Gegeven fragment:
ECLI:NL:RBDHA:2019:2238

Rechtbank Den Haag

Datum uitspraak
4 maart 2019
Publicatiedatum
11 maart 2019
Zaaknummer
AWB - 17 _ 9136
Instantie
Rechtbank Den Haag
Type
Uitspraak
Rechtsgebied
Bestuursrecht
Procedures
  • Eerste aanleg - enkelvoudig
Vindplaatsen
  • Rechtspraak.nl
AI samenvatting door LexboostAutomatisch gegenereerd

Beroep tegen afwijzing verblijfsvergunning asiel wegens onterecht onderzoek paspoort

In deze zaak heeft de rechtbank Den Haag op 4 maart 2019 uitspraak gedaan in een beroep van eiser tegen de afwijzing van zijn aanvraag voor een verblijfsvergunning asiel door de staatssecretaris van Veiligheid en Justitie. Eiser, die stelt Congolees te zijn, had zijn aanvraag op 24 april 2017 ingediend, maar deze werd als kennelijk ongegrond afgewezen. De rechtbank heeft vastgesteld dat de staatssecretaris de identiteit en nationaliteit van eiser niet geloofwaardig achtte, mede omdat eiser in het verleden onder een andere naam een visum voor Portugal had aangevraagd. Tijdens de zitting op 9 mei 2017 toonde eiser een Congolees paspoort, maar de rechtbank besloot het onderzoek te schorsen om dit paspoort door Bureau Documenten te laten onderzoeken. Het rapport van Bureau Documenten concludeerde dat het paspoort frauduleus was verkregen, maar de rechtbank oordeelde dat de staatssecretaris onvoldoende had onderzocht of het paspoort daadwerkelijk echt was. De rechtbank benadrukte dat de Congolese autoriteiten de uiteindelijke beslissing over de nationaliteit van eiser moeten nemen. De rechtbank vernietigde het bestreden besluit van de staatssecretaris en droeg deze op om binnen 12 weken een nieuw besluit te nemen, waarbij eiser de gelegenheid moet krijgen om zijn zienswijze in te dienen. Tevens werd de staatssecretaris veroordeeld in de proceskosten van eiser tot een bedrag van € 768,-.

Uitspraak

RECHTBANK DEN HAAG

Bestuursrecht
zaaknummer: AWB 17/9136

uitspraak van de enkelvoudige kamer van 4 maart 2019 in de zaak tussen

[eiser], eiser, V-nummer [V-nummer]

(gemachtigde: mr. S.J. Koolen),
en

de staatssecretaris van Veiligheid en Justitie, verweerder.

Procesverloop

Bij besluit van 24 april 2017 (het bestreden besluit) heeft verweerder de aanvraag van eiser tot het verlenen van een verblijfsvergunning asiel voor bepaalde tijd als bedoeld in artikel 28 van de Vreemdelingenwet 2000 (hierna: Vw), als kennelijk ongegrond afgewezen.
Eiser heeft tegen het bestreden besluit beroep ingesteld.
Het onderzoek ter zitting heeft plaatsgevonden op 9 mei 2017.
Eiser is verschenen, bijgestaan door zijn gemachtigde. Voorts is verschenen M. Butu, tolk. Verweerder heeft zich laten vertegenwoordigen door mr. G.M.L. van Doornum.

Aangeleverde rijen:

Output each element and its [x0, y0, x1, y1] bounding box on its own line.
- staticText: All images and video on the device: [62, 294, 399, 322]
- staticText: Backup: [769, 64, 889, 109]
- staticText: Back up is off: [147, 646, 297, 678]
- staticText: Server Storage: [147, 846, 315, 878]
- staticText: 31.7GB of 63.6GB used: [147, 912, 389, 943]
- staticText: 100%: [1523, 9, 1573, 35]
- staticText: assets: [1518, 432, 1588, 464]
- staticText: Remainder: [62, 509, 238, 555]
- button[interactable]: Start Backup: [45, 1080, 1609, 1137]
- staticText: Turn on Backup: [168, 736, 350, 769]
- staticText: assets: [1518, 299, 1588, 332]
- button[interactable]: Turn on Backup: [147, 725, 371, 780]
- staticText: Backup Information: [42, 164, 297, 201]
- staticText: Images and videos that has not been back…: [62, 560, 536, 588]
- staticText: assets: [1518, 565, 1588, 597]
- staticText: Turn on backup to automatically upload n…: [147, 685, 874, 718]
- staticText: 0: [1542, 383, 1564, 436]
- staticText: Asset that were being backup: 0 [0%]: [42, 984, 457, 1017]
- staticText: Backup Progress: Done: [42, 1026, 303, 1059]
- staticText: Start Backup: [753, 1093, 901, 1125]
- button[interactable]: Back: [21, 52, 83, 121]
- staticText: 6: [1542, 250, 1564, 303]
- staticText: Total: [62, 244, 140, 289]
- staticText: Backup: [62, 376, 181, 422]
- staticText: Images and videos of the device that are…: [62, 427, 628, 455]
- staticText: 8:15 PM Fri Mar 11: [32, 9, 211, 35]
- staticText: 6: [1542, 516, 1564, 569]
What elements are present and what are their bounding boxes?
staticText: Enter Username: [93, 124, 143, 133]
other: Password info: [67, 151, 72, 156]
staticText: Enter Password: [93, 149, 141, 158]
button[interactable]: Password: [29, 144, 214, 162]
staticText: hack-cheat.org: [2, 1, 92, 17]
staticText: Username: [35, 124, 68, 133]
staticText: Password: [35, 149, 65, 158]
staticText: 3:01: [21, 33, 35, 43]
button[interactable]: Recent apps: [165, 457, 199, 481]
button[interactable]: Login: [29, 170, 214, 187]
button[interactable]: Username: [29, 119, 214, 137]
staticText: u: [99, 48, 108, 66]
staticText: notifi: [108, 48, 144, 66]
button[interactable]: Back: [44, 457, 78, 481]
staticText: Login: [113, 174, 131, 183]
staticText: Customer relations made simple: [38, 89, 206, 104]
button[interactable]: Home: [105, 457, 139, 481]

Opdracht 1:
Op welke datum vond volgens het fragment het onderzoek ter zitting plaats?
Opdracht 2:
Schrijf uit de rijen de regels over vanaf het begin tot en met de regel met "- staticText: assets: [1518, 432, 1588, 464]".
Het fragment en de rijen zijn afzonderlijk materiaal zonder onderling verband.

Antwoord 1:
Op 9 mei 2017.

Antwoord 2:
Output each element and its [x0, y0, x1, y1] bounding box on its own line.
- staticText: All images and video on the device: [62, 294, 399, 322]
- staticText: Backup: [769, 64, 889, 109]
- staticText: Back up is off: [147, 646, 297, 678]
- staticText: Server Storage: [147, 846, 315, 878]
- staticText: 31.7GB of 63.6GB used: [147, 912, 389, 943]
- staticText: 100%: [1523, 9, 1573, 35]
- staticText: assets: [1518, 432, 1588, 464]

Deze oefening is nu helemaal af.